**Document**
· · ·

Cross-posted on Ricochet:
Religion News‘s David Gibson believes that the current pope’s crude and demagogic attacks (to be clear: that’s not exactly the way that Mr. Gibson appears to see them) on the free market have a useful supporter in Marx. That’s Cardinal Marx, Cardinal Reinhard Marx of Munich. Did you think I meant anyone else?
After taking a few, largely ludicrous, swipes at the pope’s critics on the right, Mr. Gibson gets to the point:
Cardinal Reinhard Marx …says the idea that capitalism has never been properly tried is silly — and he says it in the latest edition of the Vatican daily, L’Osservatore Romano:
“To think that somewhere there are pure markets which give rise to the good through free competition is mere ideology,” wrote Marx, who is one of the pope’s “Gang of Eight” special advisers. “Capitalism should not become the model of society” because “it does not take into account individual destinies, the weak and the poor.”
He noted that “The call to think beyond capitalism is not a struggle against the market economy,” but, according to Catholic World News, he wrote that an economic vision that “reduces economic action to capitalism has chosen the morally wrong starting point.”

· · ·

**Data shown**
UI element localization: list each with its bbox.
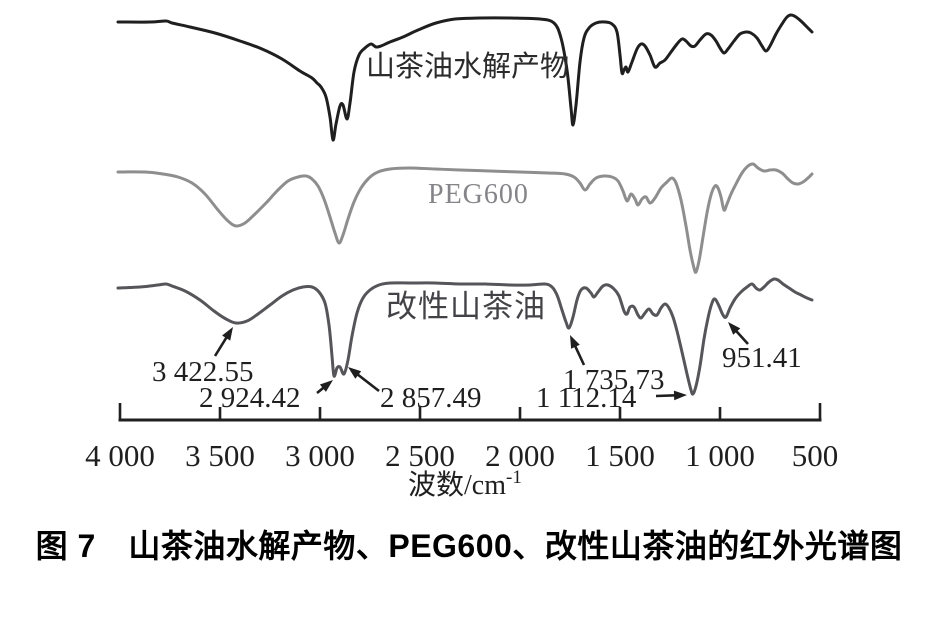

· · ·

**Set of tasks**
A – List every publication or website named in the post about Cardinal Marx above.
B – For each statement, say whether the post about Cardinal Marx agrees with it, and quote the words that decide it: (i) Cardinal Marx is from Munich. (ii) Marx's remarks on capitalism were published in Religion News. (iii) Marx calls thinking beyond capitalism a struggle against the market economy.

**Set of answers**
A – Ricochet; Religion News; L’Osservatore Romano; Catholic World News

B –
(i) Yes: "Cardinal Reinhard Marx of Munich"
(ii) No: "he says it in the latest edition of the Vatican daily, L’Osservatore Romano"
(iii) No: "The call to think beyond capitalism is not a struggle against the market economy"